#### Brief
Locate the word "предковъ" in the material, then show every line that holds it.

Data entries
+--

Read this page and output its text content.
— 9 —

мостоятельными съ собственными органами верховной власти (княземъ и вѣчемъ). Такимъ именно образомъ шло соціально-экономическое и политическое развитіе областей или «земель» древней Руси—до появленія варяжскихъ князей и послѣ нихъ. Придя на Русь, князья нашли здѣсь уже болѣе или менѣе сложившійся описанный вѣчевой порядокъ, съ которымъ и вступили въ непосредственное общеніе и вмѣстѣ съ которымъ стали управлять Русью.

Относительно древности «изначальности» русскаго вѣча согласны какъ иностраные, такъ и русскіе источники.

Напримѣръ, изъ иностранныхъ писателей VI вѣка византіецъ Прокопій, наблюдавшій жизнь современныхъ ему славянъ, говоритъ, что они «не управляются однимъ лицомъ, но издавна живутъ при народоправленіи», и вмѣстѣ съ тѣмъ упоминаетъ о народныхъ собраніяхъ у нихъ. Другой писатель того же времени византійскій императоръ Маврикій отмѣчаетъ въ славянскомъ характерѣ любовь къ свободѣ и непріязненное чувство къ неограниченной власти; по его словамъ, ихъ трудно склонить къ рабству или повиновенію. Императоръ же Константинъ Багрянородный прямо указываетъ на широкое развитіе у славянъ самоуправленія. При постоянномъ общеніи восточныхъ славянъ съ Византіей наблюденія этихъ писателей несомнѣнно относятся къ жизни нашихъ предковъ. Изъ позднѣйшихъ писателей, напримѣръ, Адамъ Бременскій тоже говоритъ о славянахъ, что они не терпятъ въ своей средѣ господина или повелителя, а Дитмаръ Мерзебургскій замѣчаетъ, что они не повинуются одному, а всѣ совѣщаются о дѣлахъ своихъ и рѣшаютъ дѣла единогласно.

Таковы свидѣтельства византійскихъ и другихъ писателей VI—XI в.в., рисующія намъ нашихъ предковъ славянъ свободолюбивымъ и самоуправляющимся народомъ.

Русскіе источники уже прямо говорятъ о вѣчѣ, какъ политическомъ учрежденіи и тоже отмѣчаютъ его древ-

+--

#### Worked answer
Напримѣръ, изъ иностранныхъ писателей VI вѣка византіецъ Прокопій, наблюдавшій жизнь современныхъ ему славянъ, говоритъ, что они «не управляются однимъ лицомъ, но издавна живутъ при народоправленіи», и вмѣстѣ съ тѣмъ упоминаетъ о народныхъ собраніяхъ у нихъ. Другой писатель того же времени византійскій императоръ Маврикій отмѣчаетъ въ славянскомъ характерѣ любовь къ свободѣ и непріязненное чувство къ неограниченной власти; по его словамъ, ихъ трудно склонить къ рабству или повиновенію. Императоръ же Константинъ Багрянородный прямо указываетъ на широкое развитіе у славянъ самоуправленія. При постоянномъ общеніи восточныхъ славянъ съ Византіей наблюденія этихъ писателей несомнѣнно относятся къ жизни нашихъ предковъ. Изъ позднѣйшихъ писателей, напримѣръ, Адамъ Бременскій тоже говоритъ о славянахъ, что они не терпятъ въ своей средѣ господина или повелителя, а Дитмаръ Мерзебургскій замѣчаетъ, что они не повинуются одному, а всѣ совѣщаются о дѣлахъ своихъ и рѣшаютъ дѣла единогласно.
Таковы свидѣтельства византійскихъ и другихъ писателей VI—XI в.в., рисующія намъ нашихъ предковъ славянъ свободолюбивымъ и самоуправляющимся народомъ.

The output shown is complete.